Below is a listing to transcribe in full and exactly; keep the pictures out.

(Rows from a dataset)
[start]

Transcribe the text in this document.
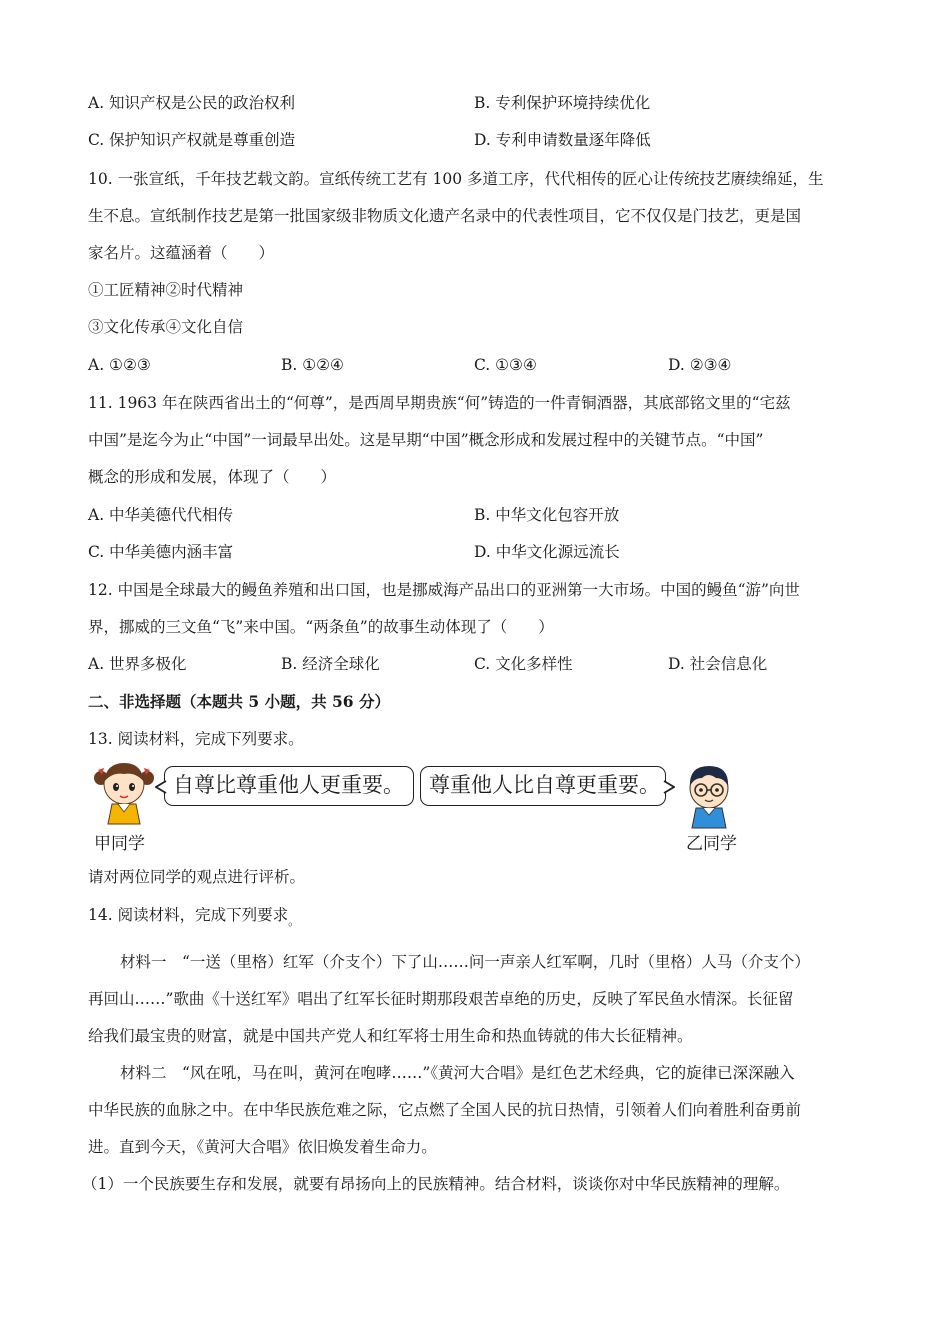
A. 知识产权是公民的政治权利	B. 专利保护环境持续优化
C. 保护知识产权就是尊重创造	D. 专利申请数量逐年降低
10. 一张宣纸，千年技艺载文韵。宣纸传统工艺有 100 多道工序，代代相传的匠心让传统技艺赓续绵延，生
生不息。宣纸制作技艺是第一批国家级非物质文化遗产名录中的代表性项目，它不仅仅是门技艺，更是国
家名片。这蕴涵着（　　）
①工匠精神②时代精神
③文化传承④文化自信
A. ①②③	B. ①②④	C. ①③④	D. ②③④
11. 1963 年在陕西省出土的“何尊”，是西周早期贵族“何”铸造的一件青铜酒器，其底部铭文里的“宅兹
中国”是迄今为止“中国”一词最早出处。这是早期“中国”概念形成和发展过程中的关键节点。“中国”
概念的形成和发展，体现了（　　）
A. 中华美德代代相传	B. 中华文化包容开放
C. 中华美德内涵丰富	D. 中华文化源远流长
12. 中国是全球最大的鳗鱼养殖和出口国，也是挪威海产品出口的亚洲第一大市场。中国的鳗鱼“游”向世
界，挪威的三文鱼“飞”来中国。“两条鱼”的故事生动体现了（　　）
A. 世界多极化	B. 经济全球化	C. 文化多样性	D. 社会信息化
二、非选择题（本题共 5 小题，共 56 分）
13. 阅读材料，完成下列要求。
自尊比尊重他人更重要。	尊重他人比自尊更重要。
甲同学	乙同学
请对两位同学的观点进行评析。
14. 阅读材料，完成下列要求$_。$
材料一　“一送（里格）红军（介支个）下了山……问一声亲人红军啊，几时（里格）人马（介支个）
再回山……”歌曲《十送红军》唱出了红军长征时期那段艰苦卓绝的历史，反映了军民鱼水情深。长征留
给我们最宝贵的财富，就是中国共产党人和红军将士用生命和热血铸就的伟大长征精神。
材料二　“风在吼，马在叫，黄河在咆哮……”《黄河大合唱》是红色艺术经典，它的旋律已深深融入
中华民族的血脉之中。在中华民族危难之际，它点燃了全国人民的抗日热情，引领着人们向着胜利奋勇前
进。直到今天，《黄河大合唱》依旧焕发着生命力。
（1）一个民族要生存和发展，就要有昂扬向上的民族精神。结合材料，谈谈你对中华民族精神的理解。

[end]

| Final answer |
Transcribe the text in this document.
A. 知识产权是公民的政治权利	B. 专利保护环境持续优化
C. 保护知识产权就是尊重创造	D. 专利申请数量逐年降低
10. 一张宣纸，千年技艺载文韵。宣纸传统工艺有 100 多道工序，代代相传的匠心让传统技艺赓续绵延，生
生不息。宣纸制作技艺是第一批国家级非物质文化遗产名录中的代表性项目，它不仅仅是门技艺，更是国
家名片。这蕴涵着（　　）
①工匠精神②时代精神
③文化传承④文化自信
A. ①②③	B. ①②④	C. ①③④	D. ②③④
11. 1963 年在陕西省出土的“何尊”，是西周早期贵族“何”铸造的一件青铜酒器，其底部铭文里的“宅兹
中国”是迄今为止“中国”一词最早出处。这是早期“中国”概念形成和发展过程中的关键节点。“中国”
概念的形成和发展，体现了（　　）
A. 中华美德代代相传	B. 中华文化包容开放
C. 中华美德内涵丰富	D. 中华文化源远流长
12. 中国是全球最大的鳗鱼养殖和出口国，也是挪威海产品出口的亚洲第一大市场。中国的鳗鱼“游”向世
界，挪威的三文鱼“飞”来中国。“两条鱼”的故事生动体现了（　　）
A. 世界多极化	B. 经济全球化	C. 文化多样性	D. 社会信息化
二、非选择题（本题共 5 小题，共 56 分）
13. 阅读材料，完成下列要求。
自尊比尊重他人更重要。	尊重他人比自尊更重要。
甲同学	乙同学
请对两位同学的观点进行评析。
14. 阅读材料，完成下列要求$_。$
材料一　“一送（里格）红军（介支个）下了山……问一声亲人红军啊，几时（里格）人马（介支个）
再回山……”歌曲《十送红军》唱出了红军长征时期那段艰苦卓绝的历史，反映了军民鱼水情深。长征留
给我们最宝贵的财富，就是中国共产党人和红军将士用生命和热血铸就的伟大长征精神。
材料二　“风在吼，马在叫，黄河在咆哮……”《黄河大合唱》是红色艺术经典，它的旋律已深深融入
中华民族的血脉之中。在中华民族危难之际，它点燃了全国人民的抗日热情，引领着人们向着胜利奋勇前
进。直到今天，《黄河大合唱》依旧焕发着生命力。
（1）一个民族要生存和发展，就要有昂扬向上的民族精神。结合材料，谈谈你对中华民族精神的理解。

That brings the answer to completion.